== Task prompt ==
Nothing in the data should change when you return it, but leave the pictures out.
** start of Entries shown **
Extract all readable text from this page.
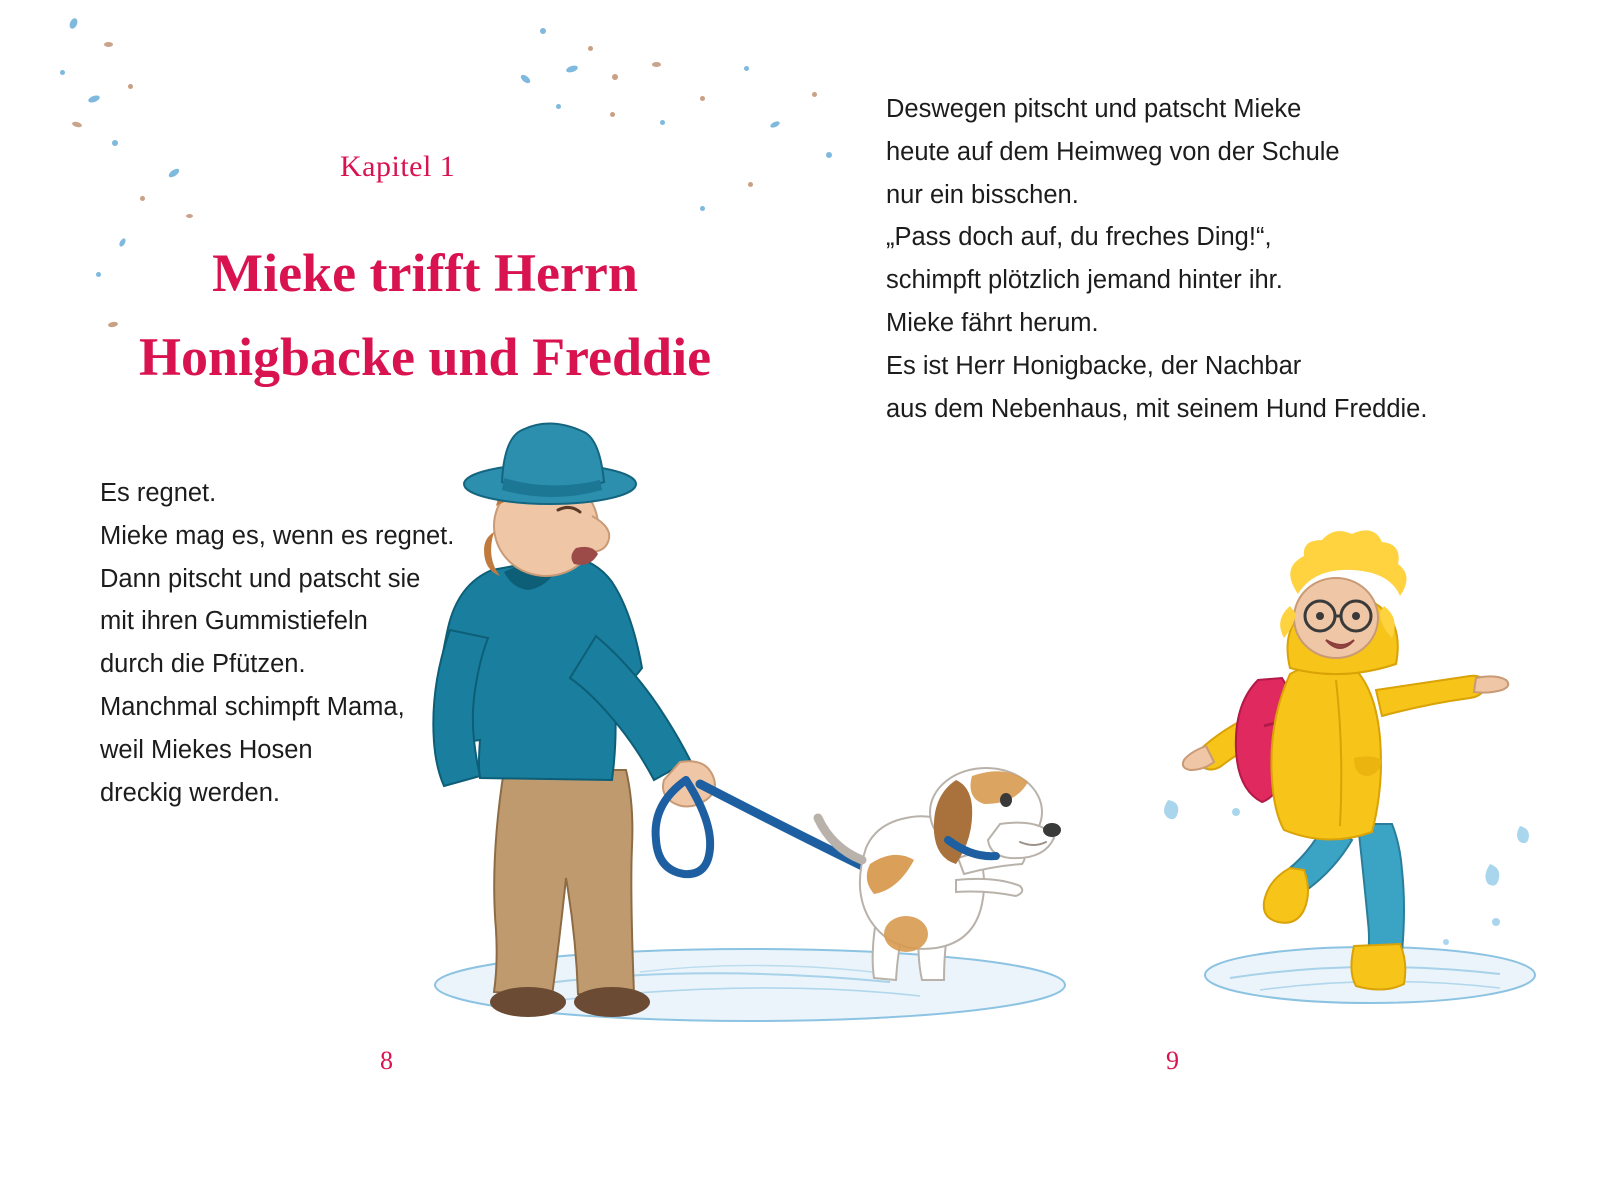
Kapitel 1
Mieke trifft Herrn
Honigbacke und Freddie
Es regnet.
Mieke mag es, wenn es regnet.
Dann pitscht und patscht sie
mit ihren Gummistiefeln
durch die Pfützen.
Manchmal schimpft Mama,
weil Miekes Hosen
dreckig werden.
Deswegen pitscht und patscht Mieke
heute auf dem Heimweg von der Schule
nur ein bisschen.
„Pass doch auf, du freches Ding!“,
schimpft plötzlich jemand hinter ihr.
Mieke fährt herum.
Es ist Herr Honigbacke, der Nachbar
aus dem Nebenhaus, mit seinem Hund Freddie.
8	9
** end of Entries shown **
== Reply ==
Extract all readable text from this page.
Kapitel 1
Mieke trifft Herrn
Honigbacke und Freddie
Es regnet.
Mieke mag es, wenn es regnet.
Dann pitscht und patscht sie
mit ihren Gummistiefeln
durch die Pfützen.
Manchmal schimpft Mama,
weil Miekes Hosen
dreckig werden.
Deswegen pitscht und patscht Mieke
heute auf dem Heimweg von der Schule
nur ein bisschen.
„Pass doch auf, du freches Ding!“,
schimpft plötzlich jemand hinter ihr.
Mieke fährt herum.
Es ist Herr Honigbacke, der Nachbar
aus dem Nebenhaus, mit seinem Hund Freddie.
8	9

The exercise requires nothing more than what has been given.